§ Zitierte Textstelle
——
Auch die Pressestelle des WGT stuft die Vorwürfe als unbegründet ein. Gegenüber der LVZ äußerte sie sich: „Die Band ist mehrfach beim WGT aufgetreten, darunter auch schon 2009 im Schauspielhaus. Und dort gab es keinerlei politischen Inhalte, die von der Band vermittelt wurden.

Man habe die Band mit den Vorwürfen zum letzten Auftritt im Schauspielhaus konfrontiert, heißt es weiter. Die Gruppe hat die Vorwürfe, eine SS-Koppel auf ihrem damaligen Auftritt getragen zu haben, abgestritten und konnte dies mit Bildmaterial vom Auftritt belegen. Auch wir fanden auf Archivaufnahmen, die uns vorliegen, auf den ersten Blick keine Hinweise.

Bereits Mitte April habe das Schauspiel Anzeige bei der Polizei „wegen einer möglichen Sicherheitsgefährdung“ gestellt, die inzwischen von der Staatsanwaltschaft Leipzig geführt wird. Kulturbürgermeisterin Jennicke erklärte am Freitag gegenüber der LVZ: „Eine Abfrage bei der Bundeszentrale für Kinder- und Jugendmedienschutz in Bonn, welche für eine mögliche Indizierung zuständig wäre, verlief ohne Ergebnis. Es liegen also derzeit keine Erkenntnisse hinsichtlich eines strafrechtlich relevanten Handelns vor.
——
§ Gestellte Aufgabe 1
Gib die Einträge von der Zeile, die „price-tick-label: 1180.00 (781, 219, 813, 229)“ enthält, bis einschließlich der Zeile, die „candle (316, 261, 322, 272)“ enthält, als Markdown-Tabelle mit den Spalten „Nummer“ für die laufende Zeilennummer und „Eintragszeile“ für die Zeile selbst aus, wobei Leerzeilen entfallen.
——
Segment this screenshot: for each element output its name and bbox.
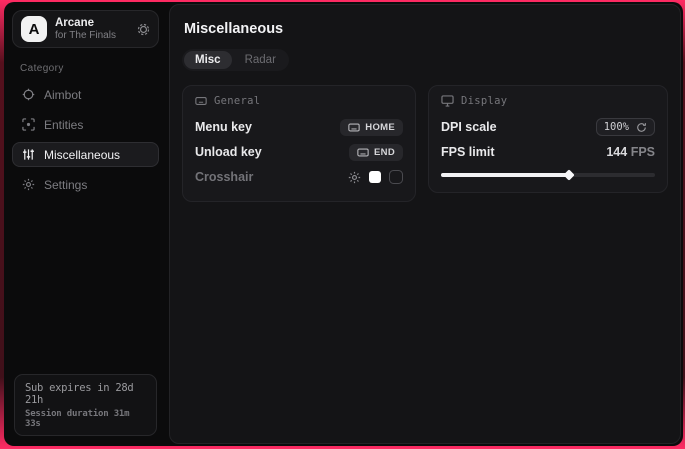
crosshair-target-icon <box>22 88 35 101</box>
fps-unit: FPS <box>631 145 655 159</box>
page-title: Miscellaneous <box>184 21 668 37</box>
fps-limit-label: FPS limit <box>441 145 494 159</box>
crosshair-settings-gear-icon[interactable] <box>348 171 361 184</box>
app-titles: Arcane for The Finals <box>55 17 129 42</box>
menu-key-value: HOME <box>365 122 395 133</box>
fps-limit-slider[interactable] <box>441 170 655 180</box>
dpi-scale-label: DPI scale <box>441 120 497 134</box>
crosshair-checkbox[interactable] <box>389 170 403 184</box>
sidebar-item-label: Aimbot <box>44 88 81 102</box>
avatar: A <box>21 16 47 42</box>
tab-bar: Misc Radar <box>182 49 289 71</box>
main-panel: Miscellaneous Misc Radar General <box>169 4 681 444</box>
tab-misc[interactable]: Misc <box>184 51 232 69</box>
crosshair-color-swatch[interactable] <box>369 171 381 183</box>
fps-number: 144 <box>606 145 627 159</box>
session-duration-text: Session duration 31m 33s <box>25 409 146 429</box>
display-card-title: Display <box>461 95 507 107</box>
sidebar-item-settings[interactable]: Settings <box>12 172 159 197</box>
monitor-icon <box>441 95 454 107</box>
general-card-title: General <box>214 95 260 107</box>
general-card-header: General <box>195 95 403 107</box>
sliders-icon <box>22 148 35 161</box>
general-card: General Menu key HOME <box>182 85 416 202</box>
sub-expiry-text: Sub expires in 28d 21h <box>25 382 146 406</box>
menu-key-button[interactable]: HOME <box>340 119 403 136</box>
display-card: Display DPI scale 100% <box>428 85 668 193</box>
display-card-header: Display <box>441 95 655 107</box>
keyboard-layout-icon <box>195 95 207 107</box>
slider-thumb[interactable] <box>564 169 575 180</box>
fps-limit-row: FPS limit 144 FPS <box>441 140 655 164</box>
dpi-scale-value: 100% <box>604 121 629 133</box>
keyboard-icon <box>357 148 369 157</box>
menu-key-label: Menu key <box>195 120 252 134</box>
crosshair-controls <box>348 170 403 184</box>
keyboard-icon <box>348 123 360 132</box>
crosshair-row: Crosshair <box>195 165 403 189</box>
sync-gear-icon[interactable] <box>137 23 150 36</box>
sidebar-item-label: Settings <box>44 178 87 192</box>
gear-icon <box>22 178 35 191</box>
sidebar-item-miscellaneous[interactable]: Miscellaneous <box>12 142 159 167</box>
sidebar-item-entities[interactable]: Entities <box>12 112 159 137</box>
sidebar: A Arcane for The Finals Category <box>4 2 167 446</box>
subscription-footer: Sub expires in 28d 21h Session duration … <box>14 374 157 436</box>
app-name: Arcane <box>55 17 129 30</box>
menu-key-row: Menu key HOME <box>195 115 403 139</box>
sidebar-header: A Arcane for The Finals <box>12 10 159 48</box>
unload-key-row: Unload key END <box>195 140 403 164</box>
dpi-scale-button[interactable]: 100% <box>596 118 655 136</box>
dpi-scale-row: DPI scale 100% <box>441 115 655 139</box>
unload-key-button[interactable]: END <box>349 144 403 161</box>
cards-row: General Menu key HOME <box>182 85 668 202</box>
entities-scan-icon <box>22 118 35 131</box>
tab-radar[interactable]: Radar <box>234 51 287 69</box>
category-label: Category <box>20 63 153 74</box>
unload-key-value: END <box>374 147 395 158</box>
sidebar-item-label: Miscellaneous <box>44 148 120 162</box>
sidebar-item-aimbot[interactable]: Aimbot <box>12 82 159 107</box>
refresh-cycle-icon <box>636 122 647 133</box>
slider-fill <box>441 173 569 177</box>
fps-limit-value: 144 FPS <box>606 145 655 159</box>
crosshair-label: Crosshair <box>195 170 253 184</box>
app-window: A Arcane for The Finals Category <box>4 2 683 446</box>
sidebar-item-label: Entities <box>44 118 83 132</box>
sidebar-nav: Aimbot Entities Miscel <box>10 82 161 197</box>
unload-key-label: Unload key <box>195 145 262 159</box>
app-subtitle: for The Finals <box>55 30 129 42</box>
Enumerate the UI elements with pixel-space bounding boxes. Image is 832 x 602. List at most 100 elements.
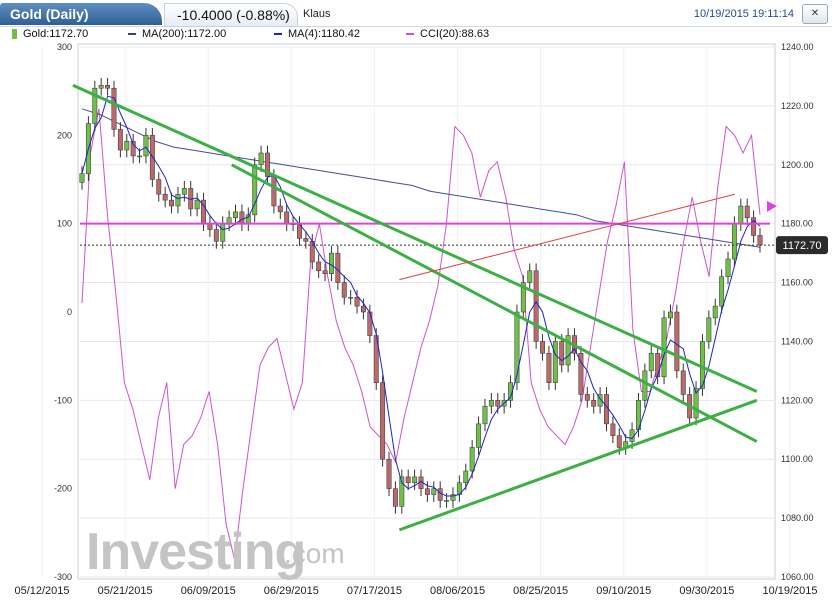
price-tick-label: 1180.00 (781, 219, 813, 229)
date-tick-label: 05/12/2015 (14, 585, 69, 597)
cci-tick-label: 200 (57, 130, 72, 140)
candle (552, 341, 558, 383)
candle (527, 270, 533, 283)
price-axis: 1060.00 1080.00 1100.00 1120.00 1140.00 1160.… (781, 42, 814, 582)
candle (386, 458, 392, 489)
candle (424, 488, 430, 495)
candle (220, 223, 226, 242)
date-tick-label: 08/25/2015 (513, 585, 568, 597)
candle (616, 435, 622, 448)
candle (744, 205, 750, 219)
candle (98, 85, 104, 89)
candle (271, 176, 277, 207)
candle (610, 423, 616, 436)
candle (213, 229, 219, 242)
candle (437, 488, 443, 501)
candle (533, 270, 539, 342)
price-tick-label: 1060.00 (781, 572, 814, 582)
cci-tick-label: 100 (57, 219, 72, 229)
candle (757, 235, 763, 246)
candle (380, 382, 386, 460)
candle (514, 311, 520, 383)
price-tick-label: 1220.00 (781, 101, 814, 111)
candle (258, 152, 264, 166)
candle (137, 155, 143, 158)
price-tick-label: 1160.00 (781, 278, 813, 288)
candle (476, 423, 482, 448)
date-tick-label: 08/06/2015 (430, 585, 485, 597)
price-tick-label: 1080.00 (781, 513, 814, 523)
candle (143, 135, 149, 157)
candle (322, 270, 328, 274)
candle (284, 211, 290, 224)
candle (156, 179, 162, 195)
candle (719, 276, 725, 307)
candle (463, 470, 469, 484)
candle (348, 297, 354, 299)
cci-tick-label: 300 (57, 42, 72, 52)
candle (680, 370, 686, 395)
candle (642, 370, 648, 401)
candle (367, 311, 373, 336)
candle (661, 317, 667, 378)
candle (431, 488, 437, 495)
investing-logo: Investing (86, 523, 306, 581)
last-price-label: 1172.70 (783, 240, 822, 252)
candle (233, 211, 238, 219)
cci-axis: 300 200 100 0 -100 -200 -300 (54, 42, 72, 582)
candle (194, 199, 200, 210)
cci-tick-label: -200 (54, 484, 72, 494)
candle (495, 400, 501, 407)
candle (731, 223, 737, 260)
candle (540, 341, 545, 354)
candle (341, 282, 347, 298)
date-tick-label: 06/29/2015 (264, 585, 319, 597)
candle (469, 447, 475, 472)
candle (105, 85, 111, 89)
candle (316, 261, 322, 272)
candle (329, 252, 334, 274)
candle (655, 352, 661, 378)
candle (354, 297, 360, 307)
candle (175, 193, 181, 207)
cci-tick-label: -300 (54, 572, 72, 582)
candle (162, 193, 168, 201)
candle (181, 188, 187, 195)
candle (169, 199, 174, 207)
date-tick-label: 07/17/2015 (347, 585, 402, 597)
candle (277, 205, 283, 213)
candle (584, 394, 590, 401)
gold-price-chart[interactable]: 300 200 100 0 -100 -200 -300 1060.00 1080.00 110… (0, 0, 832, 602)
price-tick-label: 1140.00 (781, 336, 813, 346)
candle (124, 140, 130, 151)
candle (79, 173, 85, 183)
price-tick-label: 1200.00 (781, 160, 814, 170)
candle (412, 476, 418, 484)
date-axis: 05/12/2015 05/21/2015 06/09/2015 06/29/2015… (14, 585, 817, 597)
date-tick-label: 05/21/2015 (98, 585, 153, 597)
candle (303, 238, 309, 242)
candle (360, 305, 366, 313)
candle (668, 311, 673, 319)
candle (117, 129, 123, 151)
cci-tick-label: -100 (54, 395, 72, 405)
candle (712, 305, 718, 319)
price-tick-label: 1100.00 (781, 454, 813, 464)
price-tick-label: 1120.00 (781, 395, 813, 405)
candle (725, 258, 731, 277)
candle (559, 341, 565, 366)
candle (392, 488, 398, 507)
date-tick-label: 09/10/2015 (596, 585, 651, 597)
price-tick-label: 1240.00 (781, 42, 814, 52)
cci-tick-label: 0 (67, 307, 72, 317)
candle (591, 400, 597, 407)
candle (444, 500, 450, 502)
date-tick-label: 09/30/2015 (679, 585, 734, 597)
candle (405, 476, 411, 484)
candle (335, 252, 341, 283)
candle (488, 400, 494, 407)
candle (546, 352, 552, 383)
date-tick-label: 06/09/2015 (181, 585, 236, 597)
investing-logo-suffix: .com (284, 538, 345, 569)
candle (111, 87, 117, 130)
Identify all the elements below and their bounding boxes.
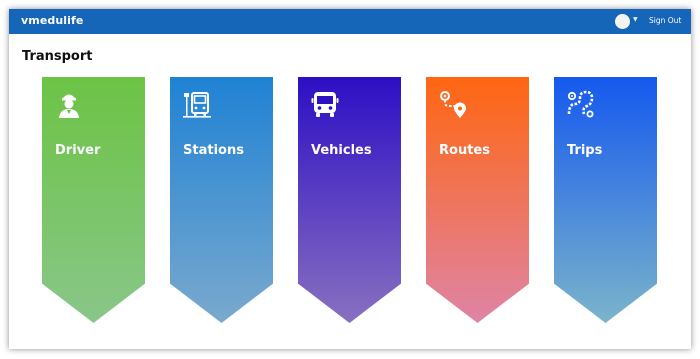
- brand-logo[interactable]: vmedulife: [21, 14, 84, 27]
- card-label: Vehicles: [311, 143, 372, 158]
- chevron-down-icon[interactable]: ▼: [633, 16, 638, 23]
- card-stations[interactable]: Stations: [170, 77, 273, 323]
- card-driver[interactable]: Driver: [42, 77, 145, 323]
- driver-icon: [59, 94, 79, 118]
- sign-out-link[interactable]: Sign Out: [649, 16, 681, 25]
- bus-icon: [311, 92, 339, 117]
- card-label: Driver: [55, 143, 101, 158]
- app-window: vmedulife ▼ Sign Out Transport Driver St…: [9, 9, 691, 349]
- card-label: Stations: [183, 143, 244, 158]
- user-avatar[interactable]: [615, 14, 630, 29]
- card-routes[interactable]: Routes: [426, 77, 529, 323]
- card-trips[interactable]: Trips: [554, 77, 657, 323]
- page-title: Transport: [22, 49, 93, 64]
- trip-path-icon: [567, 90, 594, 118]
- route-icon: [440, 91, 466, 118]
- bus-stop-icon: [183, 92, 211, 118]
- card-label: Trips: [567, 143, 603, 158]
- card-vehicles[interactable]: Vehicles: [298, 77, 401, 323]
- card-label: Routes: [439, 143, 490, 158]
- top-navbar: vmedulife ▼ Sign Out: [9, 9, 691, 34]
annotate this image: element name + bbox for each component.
——
§ Gestellte Aufgabe 2
Wo ist die Band laut der zitierten Textstelle 2009 beim WGT aufgetreten?

§ Schriftliche Antwort 1
| Nummer | Eintragszeile |
|---|---|
| 1 | price-tick-label: 1180.00 (781, 219, 813, 229) |
| 2 | date-tick-label: 05/12/2015 (14, 585, 69, 597) |
| 3 | cci-tick-label: 200 (57, 130, 72, 140) |
| 4 | candle (552, 341, 558, 383) |
| 5 | candle (527, 270, 533, 283) |
| 6 | price-axis: 1060.00 1080.00 1100.00 1120.00 1140.00 1160.… (781, 42, 814, 582) |
| 7 | candle (386, 458, 392, 489) |
| 8 | candle (424, 488, 430, 495) |
| 9 | candle (220, 223, 226, 242) |
| 10 | date-tick-label: 08/25/2015 (513, 585, 568, 597) |
| 11 | candle (616, 435, 622, 448) |
| 12 | candle (744, 205, 750, 219) |
| 13 | candle (98, 85, 104, 89) |
| 14 | candle (271, 176, 277, 207) |
| 15 | candle (610, 423, 616, 436) |
| 16 | candle (213, 229, 219, 242) |
| 17 | candle (437, 488, 443, 501) |
| 18 | candle (533, 270, 539, 342) |
| 19 | price-tick-label: 1060.00 (781, 572, 814, 582) |
| 20 | cci-tick-label: 100 (57, 219, 72, 229) |
| 21 | candle (757, 235, 763, 246) |
| 22 | candle (380, 382, 386, 460) |
| 23 | candle (514, 311, 520, 383) |
| 24 | price-tick-label: 1220.00 (781, 101, 814, 111) |
| 25 | candle (258, 152, 264, 166) |
| 26 | candle (137, 155, 143, 158) |
| 27 | price-tick-label: 1160.00 (781, 278, 813, 288) |
| 28 | candle (476, 423, 482, 448) |
| 29 | date-tick-label: 08/06/2015 (430, 585, 485, 597) |
| 30 | price-tick-label: 1080.00 (781, 513, 814, 523) |
| 31 | candle (143, 135, 149, 157) |
| 32 | candle (322, 270, 328, 274) |
| 33 | candle (284, 211, 290, 224) |
| 34 | candle (156, 179, 162, 195) |
| 35 | candle (719, 276, 725, 307) |
| 36 | candle (463, 470, 469, 484) |
| 37 | candle (348, 297, 354, 299) |
| 38 | cci-tick-label: 300 (57, 42, 72, 52) |
| 39 | candle (680, 370, 686, 395) |
| 40 | candle (642, 370, 648, 401) |
| 41 | candle (367, 311, 373, 336) |
| 42 | candle (661, 317, 667, 378) |
| 43 | candle (431, 488, 437, 495) |
| 44 | investing-logo: Investing (86, 523, 306, 581) |
| 45 | last-price-label: 1172.70 (783, 240, 822, 252) |
| 46 | candle (233, 211, 238, 219) |
| 47 | cci-axis: 300 200 100 0 -100 -200 -300 (54, 42, 72, 582) |
| 48 | candle (194, 199, 200, 210) |
| 49 | cci-tick-label: -200 (54, 484, 72, 494) |
| 50 | candle (495, 400, 501, 407) |
| 51 | candle (731, 223, 737, 260) |
| 52 | candle (540, 341, 545, 354) |
| 53 | candle (341, 282, 347, 298) |
| 54 | date-tick-label: 06/29/2015 (264, 585, 319, 597) |
| 55 | candle (469, 447, 475, 472) |
| 56 | candle (105, 85, 111, 89) |
| 57 | candle (316, 261, 322, 272) |

§ Schriftliche Antwort 2
Im Schauspielhaus.